* start Data section *

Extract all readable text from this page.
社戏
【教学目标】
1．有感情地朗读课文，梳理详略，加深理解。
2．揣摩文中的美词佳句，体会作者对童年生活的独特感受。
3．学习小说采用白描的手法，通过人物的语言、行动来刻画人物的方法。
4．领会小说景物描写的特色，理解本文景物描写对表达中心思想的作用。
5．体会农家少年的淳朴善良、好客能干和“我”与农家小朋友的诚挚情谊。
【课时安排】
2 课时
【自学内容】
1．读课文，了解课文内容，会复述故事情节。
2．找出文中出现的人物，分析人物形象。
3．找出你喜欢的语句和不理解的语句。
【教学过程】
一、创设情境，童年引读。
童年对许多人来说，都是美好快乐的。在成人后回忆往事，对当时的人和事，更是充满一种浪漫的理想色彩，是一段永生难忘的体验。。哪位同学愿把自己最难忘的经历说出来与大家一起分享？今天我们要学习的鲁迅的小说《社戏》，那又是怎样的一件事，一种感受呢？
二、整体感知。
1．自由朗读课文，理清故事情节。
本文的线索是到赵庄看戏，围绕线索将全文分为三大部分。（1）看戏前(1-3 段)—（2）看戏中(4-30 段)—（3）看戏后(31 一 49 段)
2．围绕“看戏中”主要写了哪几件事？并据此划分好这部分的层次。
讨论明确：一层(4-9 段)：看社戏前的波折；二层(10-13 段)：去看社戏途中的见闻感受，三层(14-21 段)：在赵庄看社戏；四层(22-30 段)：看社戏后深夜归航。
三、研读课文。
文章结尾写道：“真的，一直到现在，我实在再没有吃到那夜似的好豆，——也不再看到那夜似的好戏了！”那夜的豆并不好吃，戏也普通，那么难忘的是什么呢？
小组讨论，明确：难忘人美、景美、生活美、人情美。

* end Data section *

> [Challenge] Take the listing above and write it out again exactly.

> [Task response]
Extract all readable text from this page.
社戏
【教学目标】
1．有感情地朗读课文，梳理详略，加深理解。
2．揣摩文中的美词佳句，体会作者对童年生活的独特感受。
3．学习小说采用白描的手法，通过人物的语言、行动来刻画人物的方法。
4．领会小说景物描写的特色，理解本文景物描写对表达中心思想的作用。
5．体会农家少年的淳朴善良、好客能干和“我”与农家小朋友的诚挚情谊。
【课时安排】
2 课时
【自学内容】
1．读课文，了解课文内容，会复述故事情节。
2．找出文中出现的人物，分析人物形象。
3．找出你喜欢的语句和不理解的语句。
【教学过程】
一、创设情境，童年引读。
童年对许多人来说，都是美好快乐的。在成人后回忆往事，对当时的人和事，更是充满一种浪漫的理想色彩，是一段永生难忘的体验。。哪位同学愿把自己最难忘的经历说出来与大家一起分享？今天我们要学习的鲁迅的小说《社戏》，那又是怎样的一件事，一种感受呢？
二、整体感知。
1．自由朗读课文，理清故事情节。
本文的线索是到赵庄看戏，围绕线索将全文分为三大部分。（1）看戏前(1-3 段)—（2）看戏中(4-30 段)—（3）看戏后(31 一 49 段)
2．围绕“看戏中”主要写了哪几件事？并据此划分好这部分的层次。
讨论明确：一层(4-9 段)：看社戏前的波折；二层(10-13 段)：去看社戏途中的见闻感受，三层(14-21 段)：在赵庄看社戏；四层(22-30 段)：看社戏后深夜归航。
三、研读课文。
文章结尾写道：“真的，一直到现在，我实在再没有吃到那夜似的好豆，——也不再看到那夜似的好戏了！”那夜的豆并不好吃，戏也普通，那么难忘的是什么呢？
小组讨论，明确：难忘人美、景美、生活美、人情美。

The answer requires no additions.